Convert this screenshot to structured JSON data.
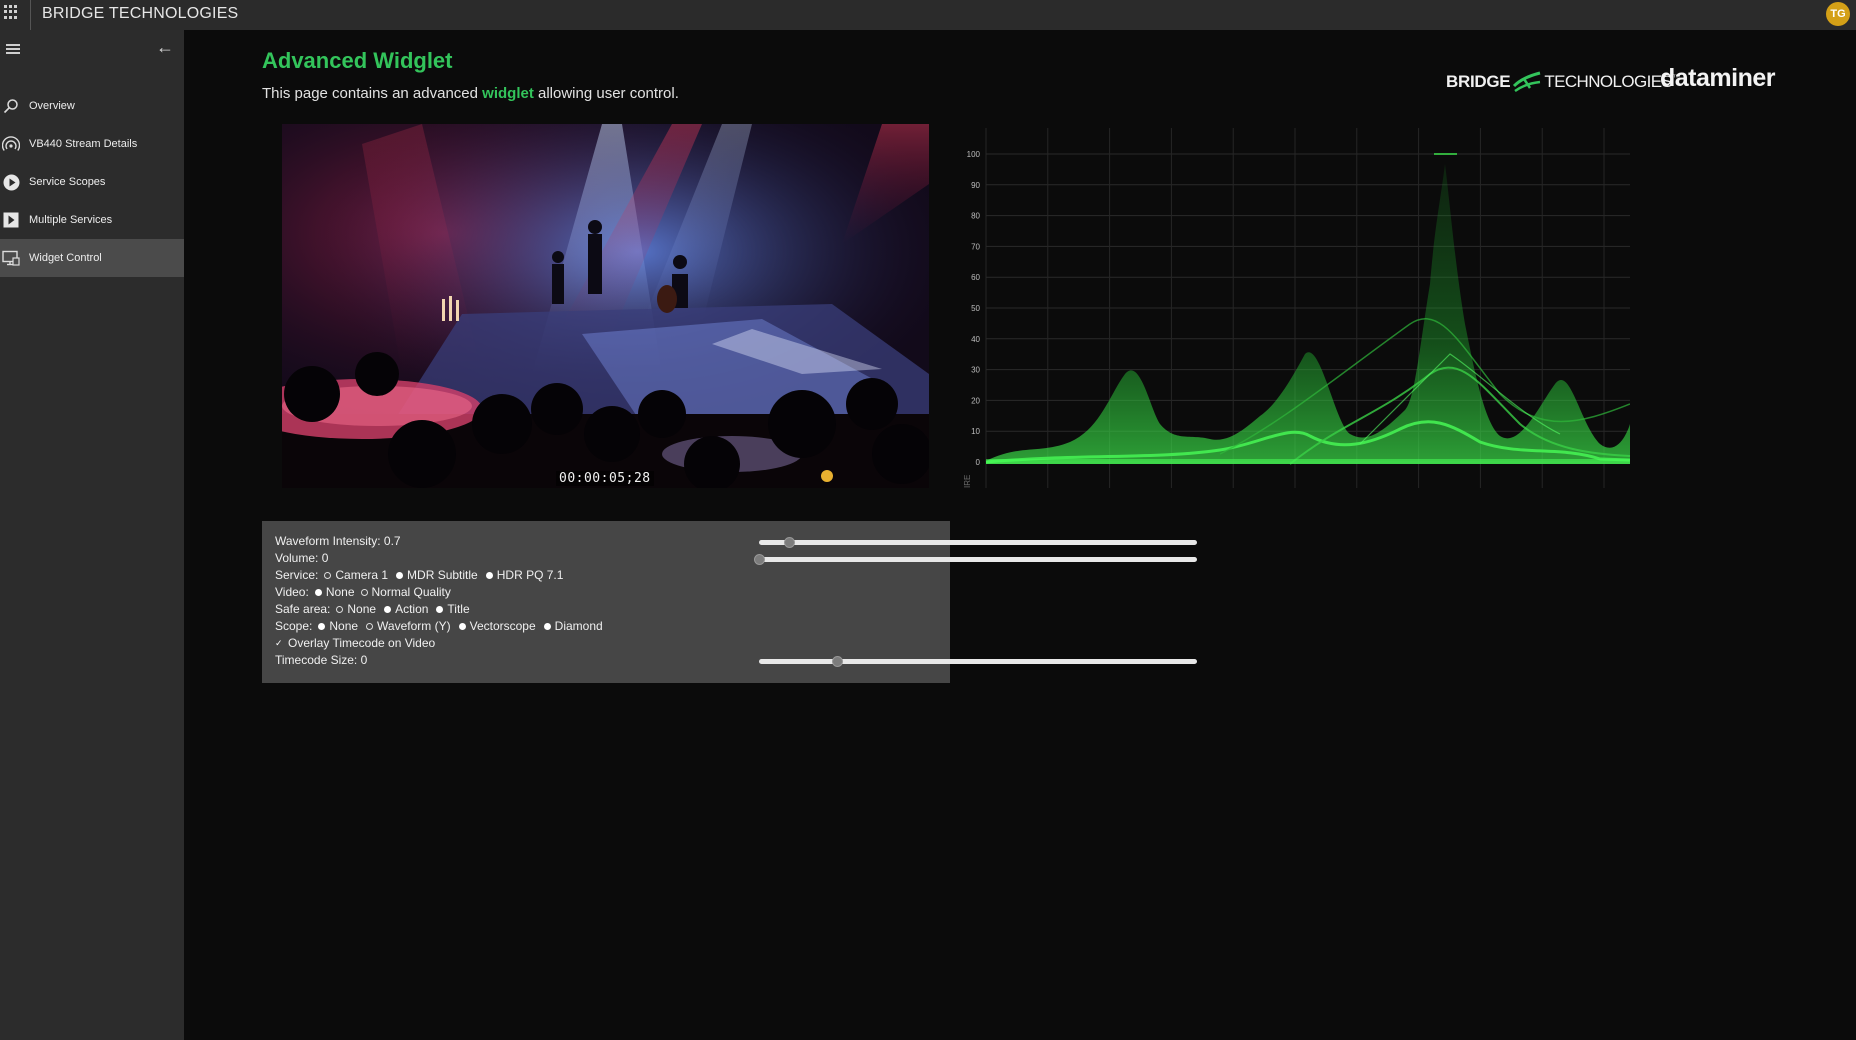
{
  "app": {
    "title": "BRIDGE TECHNOLOGIES",
    "user_initials": "TG"
  },
  "sidebar": {
    "items": [
      {
        "label": "Overview",
        "icon": "search-icon",
        "active": false
      },
      {
        "label": "VB440 Stream Details",
        "icon": "signal-icon",
        "active": false
      },
      {
        "label": "Service Scopes",
        "icon": "play-circle-icon",
        "active": false
      },
      {
        "label": "Multiple Services",
        "icon": "play-square-icon",
        "active": false
      },
      {
        "label": "Widget Control",
        "icon": "monitor-icon",
        "active": true
      }
    ]
  },
  "page": {
    "title": "Advanced Widglet",
    "desc_before": "This page contains an advanced ",
    "desc_highlight": "widglet",
    "desc_after": " allowing user control."
  },
  "logos": {
    "bridge_bold": "BRIDGE",
    "bridge_light": "TECHNOLOGIES",
    "bridge_tm": "™",
    "dataminer": "dataminer"
  },
  "video": {
    "timecode": "00:00:05;28"
  },
  "scope": {
    "y_ticks": [
      "100",
      "90",
      "80",
      "70",
      "60",
      "50",
      "40",
      "30",
      "20",
      "10",
      "0"
    ],
    "corner_label": "IRE",
    "trace_color": "#2fd13c"
  },
  "controls": {
    "waveform_intensity": {
      "label": "Waveform Intensity: 0.7",
      "value": 0.07
    },
    "volume": {
      "label": "Volume: 0",
      "value": 0
    },
    "service": {
      "label": "Service:",
      "options": [
        "Camera 1",
        "MDR Subtitle",
        "HDR PQ 7.1"
      ],
      "selected": 1
    },
    "video": {
      "label": "Video:",
      "options": [
        "None",
        "Normal Quality"
      ],
      "selected": 0
    },
    "safe_area": {
      "label": "Safe area:",
      "options": [
        "None",
        "Action",
        "Title"
      ],
      "selected": 2
    },
    "scope": {
      "label": "Scope:",
      "options": [
        "None",
        "Waveform (Y)",
        "Vectorscope",
        "Diamond"
      ],
      "selected": 3
    },
    "overlay_timecode": {
      "label": "Overlay Timecode on Video",
      "checked": true
    },
    "timecode_size": {
      "label": "Timecode Size: 0",
      "value": 0.18
    }
  },
  "colors": {
    "accent": "#33c45b",
    "panel": "#464646",
    "sidebar": "#2c2c2c"
  }
}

_WRITTEN PROBLEM:_ Quote the preceding records in their entirety, excluding every picture.

_RESULT OF THE EXERCISE:_
Convert this screenshot to structured JSON data.
{
  "app": {
    "title": "BRIDGE TECHNOLOGIES",
    "user_initials": "TG"
  },
  "sidebar": {
    "items": [
      {
        "label": "Overview",
        "icon": "search-icon",
        "active": false
      },
      {
        "label": "VB440 Stream Details",
        "icon": "signal-icon",
        "active": false
      },
      {
        "label": "Service Scopes",
        "icon": "play-circle-icon",
        "active": false
      },
      {
        "label": "Multiple Services",
        "icon": "play-square-icon",
        "active": false
      },
      {
        "label": "Widget Control",
        "icon": "monitor-icon",
        "active": true
      }
    ]
  },
  "page": {
    "title": "Advanced Widglet",
    "desc_before": "This page contains an advanced ",
    "desc_highlight": "widglet",
    "desc_after": " allowing user control."
  },
  "logos": {
    "bridge_bold": "BRIDGE",
    "bridge_light": "TECHNOLOGIES",
    "bridge_tm": "™",
    "dataminer": "dataminer"
  },
  "video": {
    "timecode": "00:00:05;28"
  },
  "scope": {
    "y_ticks": [
      "100",
      "90",
      "80",
      "70",
      "60",
      "50",
      "40",
      "30",
      "20",
      "10",
      "0"
    ],
    "corner_label": "IRE",
    "trace_color": "#2fd13c"
  },
  "controls": {
    "waveform_intensity": {
      "label": "Waveform Intensity: 0.7",
      "value": 0.07
    },
    "volume": {
      "label": "Volume: 0",
      "value": 0
    },
    "service": {
      "label": "Service:",
      "options": [
        "Camera 1",
        "MDR Subtitle",
        "HDR PQ 7.1"
      ],
      "selected": 1
    },
    "video": {
      "label": "Video:",
      "options": [
        "None",
        "Normal Quality"
      ],
      "selected": 0
    },
    "safe_area": {
      "label": "Safe area:",
      "options": [
        "None",
        "Action",
        "Title"
      ],
      "selected": 2
    },
    "scope": {
      "label": "Scope:",
      "options": [
        "None",
        "Waveform (Y)",
        "Vectorscope",
        "Diamond"
      ],
      "selected": 3
    },
    "overlay_timecode": {
      "label": "Overlay Timecode on Video",
      "checked": true
    },
    "timecode_size": {
      "label": "Timecode Size: 0",
      "value": 0.18
    }
  },
  "colors": {
    "accent": "#33c45b",
    "panel": "#464646",
    "sidebar": "#2c2c2c"
  }
}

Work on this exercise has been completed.